▶ [Supplied information]
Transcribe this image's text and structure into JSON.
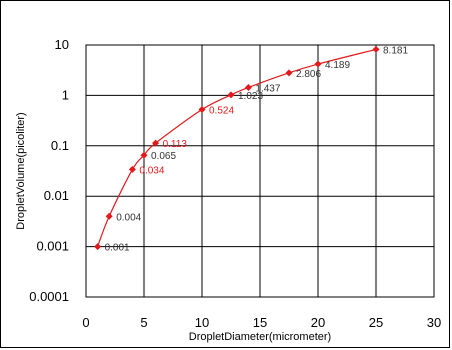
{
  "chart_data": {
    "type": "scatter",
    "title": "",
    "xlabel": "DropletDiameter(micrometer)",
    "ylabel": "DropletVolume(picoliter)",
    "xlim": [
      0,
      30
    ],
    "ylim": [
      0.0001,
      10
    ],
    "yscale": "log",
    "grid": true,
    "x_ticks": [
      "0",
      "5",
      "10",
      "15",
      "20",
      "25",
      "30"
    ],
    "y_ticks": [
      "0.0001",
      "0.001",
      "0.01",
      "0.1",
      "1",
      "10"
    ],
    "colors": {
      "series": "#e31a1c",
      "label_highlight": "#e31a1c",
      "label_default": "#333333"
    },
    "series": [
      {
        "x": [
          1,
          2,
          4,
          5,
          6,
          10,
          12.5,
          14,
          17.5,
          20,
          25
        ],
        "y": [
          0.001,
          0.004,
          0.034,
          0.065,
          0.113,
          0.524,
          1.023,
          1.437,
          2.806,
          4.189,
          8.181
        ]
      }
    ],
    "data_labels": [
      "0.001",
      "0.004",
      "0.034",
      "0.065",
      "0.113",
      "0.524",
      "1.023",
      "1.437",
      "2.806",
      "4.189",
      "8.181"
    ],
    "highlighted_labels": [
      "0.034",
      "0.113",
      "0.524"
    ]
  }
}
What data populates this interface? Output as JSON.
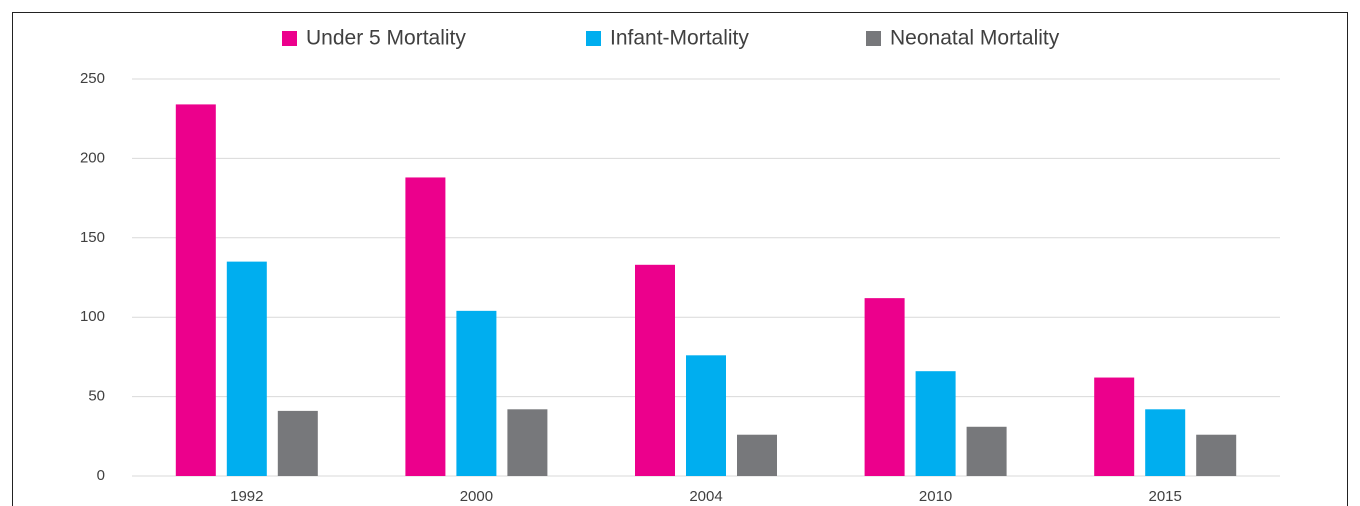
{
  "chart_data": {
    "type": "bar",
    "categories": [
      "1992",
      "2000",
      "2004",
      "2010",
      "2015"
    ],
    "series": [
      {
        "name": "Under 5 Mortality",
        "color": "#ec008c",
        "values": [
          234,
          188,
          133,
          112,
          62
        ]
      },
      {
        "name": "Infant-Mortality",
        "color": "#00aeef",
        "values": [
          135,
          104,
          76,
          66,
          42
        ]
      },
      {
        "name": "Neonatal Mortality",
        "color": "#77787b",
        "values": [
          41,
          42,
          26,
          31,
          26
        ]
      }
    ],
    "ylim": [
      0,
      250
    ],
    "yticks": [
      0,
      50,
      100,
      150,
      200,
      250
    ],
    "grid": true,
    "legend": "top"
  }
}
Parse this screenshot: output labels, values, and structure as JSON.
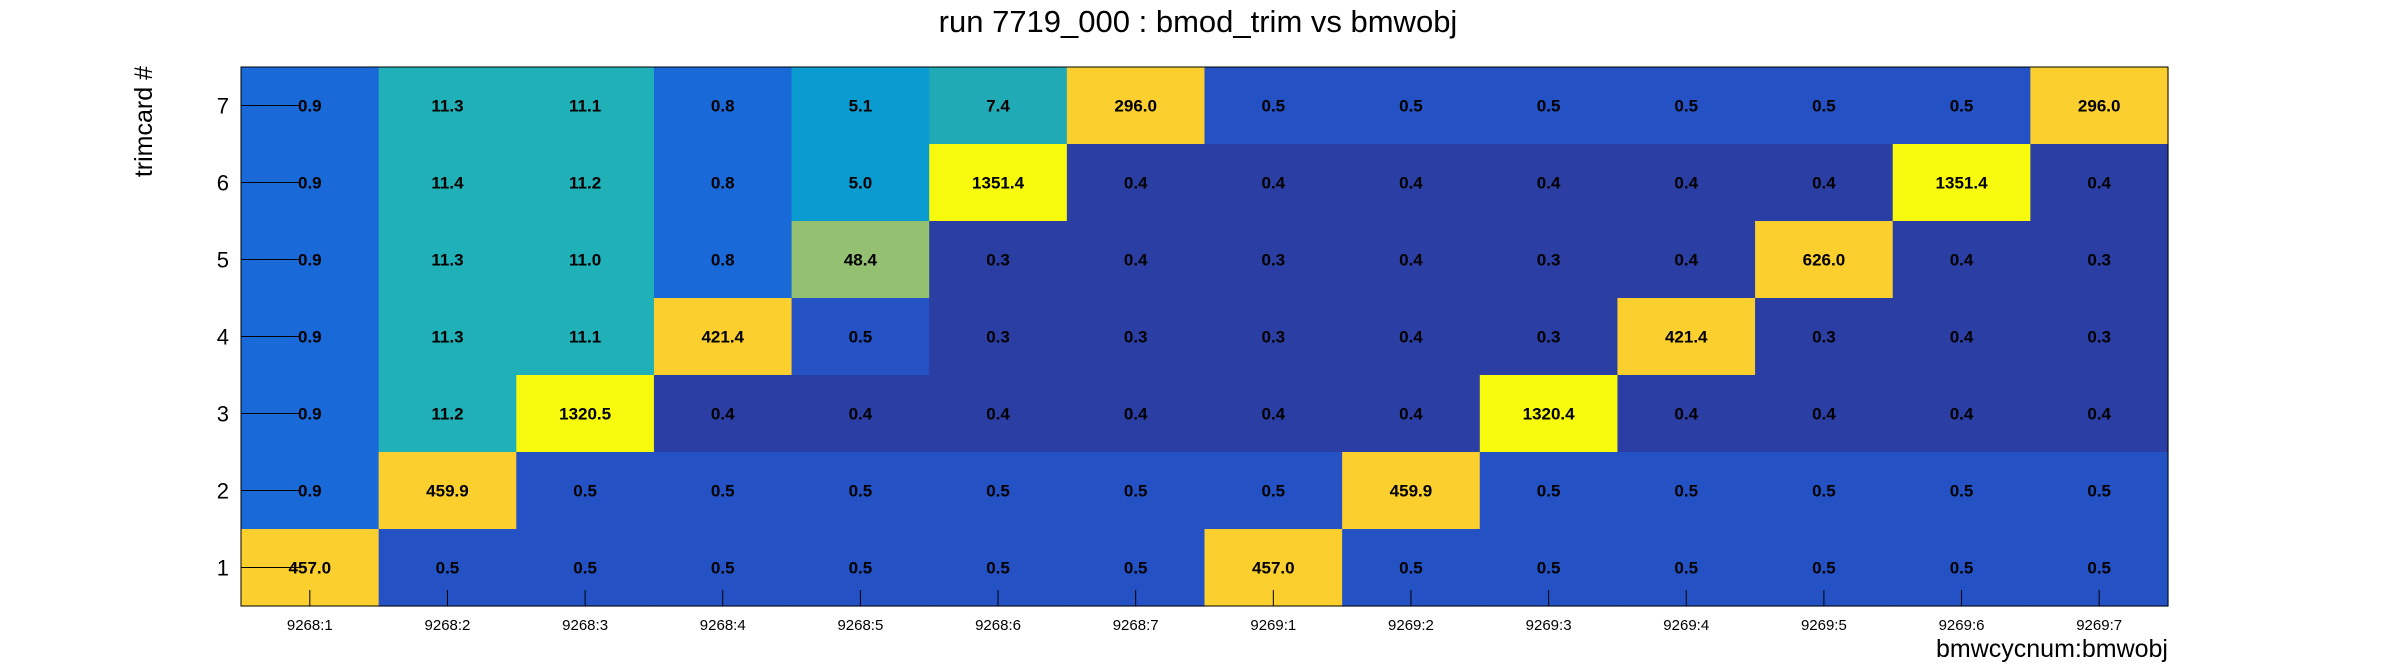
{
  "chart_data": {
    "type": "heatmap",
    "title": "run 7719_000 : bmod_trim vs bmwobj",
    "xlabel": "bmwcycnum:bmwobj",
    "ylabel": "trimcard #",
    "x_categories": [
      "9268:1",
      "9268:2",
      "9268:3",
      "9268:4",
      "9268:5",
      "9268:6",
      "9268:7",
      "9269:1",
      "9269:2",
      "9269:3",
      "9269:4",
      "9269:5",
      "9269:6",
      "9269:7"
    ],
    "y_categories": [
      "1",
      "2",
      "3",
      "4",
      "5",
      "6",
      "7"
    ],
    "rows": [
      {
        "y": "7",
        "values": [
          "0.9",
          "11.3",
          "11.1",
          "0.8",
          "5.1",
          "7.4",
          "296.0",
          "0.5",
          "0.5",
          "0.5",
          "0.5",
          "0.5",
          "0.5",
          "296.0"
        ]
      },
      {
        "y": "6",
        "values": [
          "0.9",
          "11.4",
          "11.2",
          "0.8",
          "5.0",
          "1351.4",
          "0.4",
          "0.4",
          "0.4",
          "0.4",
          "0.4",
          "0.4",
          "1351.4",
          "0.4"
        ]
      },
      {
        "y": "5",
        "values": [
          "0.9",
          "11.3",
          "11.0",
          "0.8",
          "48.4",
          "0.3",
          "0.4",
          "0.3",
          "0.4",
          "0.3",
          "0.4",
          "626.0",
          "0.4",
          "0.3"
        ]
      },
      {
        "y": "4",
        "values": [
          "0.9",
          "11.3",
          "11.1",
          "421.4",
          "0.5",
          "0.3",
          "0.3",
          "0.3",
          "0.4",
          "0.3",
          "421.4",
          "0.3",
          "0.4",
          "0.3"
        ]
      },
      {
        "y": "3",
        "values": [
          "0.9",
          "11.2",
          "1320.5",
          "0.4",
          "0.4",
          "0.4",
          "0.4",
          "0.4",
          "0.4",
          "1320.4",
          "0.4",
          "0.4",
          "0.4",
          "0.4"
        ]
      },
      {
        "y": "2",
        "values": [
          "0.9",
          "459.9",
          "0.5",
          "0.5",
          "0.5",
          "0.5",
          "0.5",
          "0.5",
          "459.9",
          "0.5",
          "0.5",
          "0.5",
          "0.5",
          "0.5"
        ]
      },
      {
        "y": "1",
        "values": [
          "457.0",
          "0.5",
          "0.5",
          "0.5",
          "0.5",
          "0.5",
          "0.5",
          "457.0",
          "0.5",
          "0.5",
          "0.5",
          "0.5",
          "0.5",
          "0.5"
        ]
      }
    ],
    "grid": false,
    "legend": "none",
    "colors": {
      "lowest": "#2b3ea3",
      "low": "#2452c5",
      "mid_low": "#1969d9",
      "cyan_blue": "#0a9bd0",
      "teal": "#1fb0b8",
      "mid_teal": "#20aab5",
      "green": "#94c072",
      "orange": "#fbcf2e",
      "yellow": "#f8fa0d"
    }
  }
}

▶ [Set exercise]
All entries must be written out again exactly as given, with no pictures in the copy.

▶ [The response]
Transcribe this image's text and structure into JSON.
{
  "chart_data": {
    "type": "scatter",
    "title": "",
    "xlabel": "DropletDiameter(micrometer)",
    "ylabel": "DropletVolume(picoliter)",
    "xlim": [
      0,
      30
    ],
    "ylim": [
      0.0001,
      10
    ],
    "yscale": "log",
    "grid": true,
    "x_ticks": [
      "0",
      "5",
      "10",
      "15",
      "20",
      "25",
      "30"
    ],
    "y_ticks": [
      "0.0001",
      "0.001",
      "0.01",
      "0.1",
      "1",
      "10"
    ],
    "colors": {
      "series": "#e31a1c",
      "label_highlight": "#e31a1c",
      "label_default": "#333333"
    },
    "series": [
      {
        "x": [
          1,
          2,
          4,
          5,
          6,
          10,
          12.5,
          14,
          17.5,
          20,
          25
        ],
        "y": [
          0.001,
          0.004,
          0.034,
          0.065,
          0.113,
          0.524,
          1.023,
          1.437,
          2.806,
          4.189,
          8.181
        ]
      }
    ],
    "data_labels": [
      "0.001",
      "0.004",
      "0.034",
      "0.065",
      "0.113",
      "0.524",
      "1.023",
      "1.437",
      "2.806",
      "4.189",
      "8.181"
    ],
    "highlighted_labels": [
      "0.034",
      "0.113",
      "0.524"
    ]
  }
}
What data populates this interface? Output as JSON.
{
  "chart_data": {
    "type": "bar",
    "categories": [
      "1992",
      "2000",
      "2004",
      "2010",
      "2015"
    ],
    "series": [
      {
        "name": "Under 5 Mortality",
        "color": "#ec008c",
        "values": [
          234,
          188,
          133,
          112,
          62
        ]
      },
      {
        "name": "Infant-Mortality",
        "color": "#00aeef",
        "values": [
          135,
          104,
          76,
          66,
          42
        ]
      },
      {
        "name": "Neonatal Mortality",
        "color": "#77787b",
        "values": [
          41,
          42,
          26,
          31,
          26
        ]
      }
    ],
    "ylim": [
      0,
      250
    ],
    "yticks": [
      0,
      50,
      100,
      150,
      200,
      250
    ],
    "grid": true,
    "legend": "top"
  }
}
Parse this screenshot: output labels, values, and structure as JSON.
{
  "chart_data": {
    "type": "heatmap",
    "title": "run 7719_000 : bmod_trim vs bmwobj",
    "xlabel": "bmwcycnum:bmwobj",
    "ylabel": "trimcard #",
    "x_categories": [
      "9268:1",
      "9268:2",
      "9268:3",
      "9268:4",
      "9268:5",
      "9268:6",
      "9268:7",
      "9269:1",
      "9269:2",
      "9269:3",
      "9269:4",
      "9269:5",
      "9269:6",
      "9269:7"
    ],
    "y_categories": [
      "1",
      "2",
      "3",
      "4",
      "5",
      "6",
      "7"
    ],
    "rows": [
      {
        "y": "7",
        "values": [
          "0.9",
          "11.3",
          "11.1",
          "0.8",
          "5.1",
          "7.4",
          "296.0",
          "0.5",
          "0.5",
          "0.5",
          "0.5",
          "0.5",
          "0.5",
          "296.0"
        ]
      },
      {
        "y": "6",
        "values": [
          "0.9",
          "11.4",
          "11.2",
          "0.8",
          "5.0",
          "1351.4",
          "0.4",
          "0.4",
          "0.4",
          "0.4",
          "0.4",
          "0.4",
          "1351.4",
          "0.4"
        ]
      },
      {
        "y": "5",
        "values": [
          "0.9",
          "11.3",
          "11.0",
          "0.8",
          "48.4",
          "0.3",
          "0.4",
          "0.3",
          "0.4",
          "0.3",
          "0.4",
          "626.0",
          "0.4",
          "0.3"
        ]
      },
      {
        "y": "4",
        "values": [
          "0.9",
          "11.3",
          "11.1",
          "421.4",
          "0.5",
          "0.3",
          "0.3",
          "0.3",
          "0.4",
          "0.3",
          "421.4",
          "0.3",
          "0.4",
          "0.3"
        ]
      },
      {
        "y": "3",
        "values": [
          "0.9",
          "11.2",
          "1320.5",
          "0.4",
          "0.4",
          "0.4",
          "0.4",
          "0.4",
          "0.4",
          "1320.4",
          "0.4",
          "0.4",
          "0.4",
          "0.4"
        ]
      },
      {
        "y": "2",
        "values": [
          "0.9",
          "459.9",
          "0.5",
          "0.5",
          "0.5",
          "0.5",
          "0.5",
          "0.5",
          "459.9",
          "0.5",
          "0.5",
          "0.5",
          "0.5",
          "0.5"
        ]
      },
      {
        "y": "1",
        "values": [
          "457.0",
          "0.5",
          "0.5",
          "0.5",
          "0.5",
          "0.5",
          "0.5",
          "457.0",
          "0.5",
          "0.5",
          "0.5",
          "0.5",
          "0.5",
          "0.5"
        ]
      }
    ],
    "grid": false,
    "legend": "none",
    "colors": {
      "lowest": "#2b3ea3",
      "low": "#2452c5",
      "mid_low": "#1969d9",
      "cyan_blue": "#0a9bd0",
      "teal": "#1fb0b8",
      "mid_teal": "#20aab5",
      "green": "#94c072",
      "orange": "#fbcf2e",
      "yellow": "#f8fa0d"
    }
  }
}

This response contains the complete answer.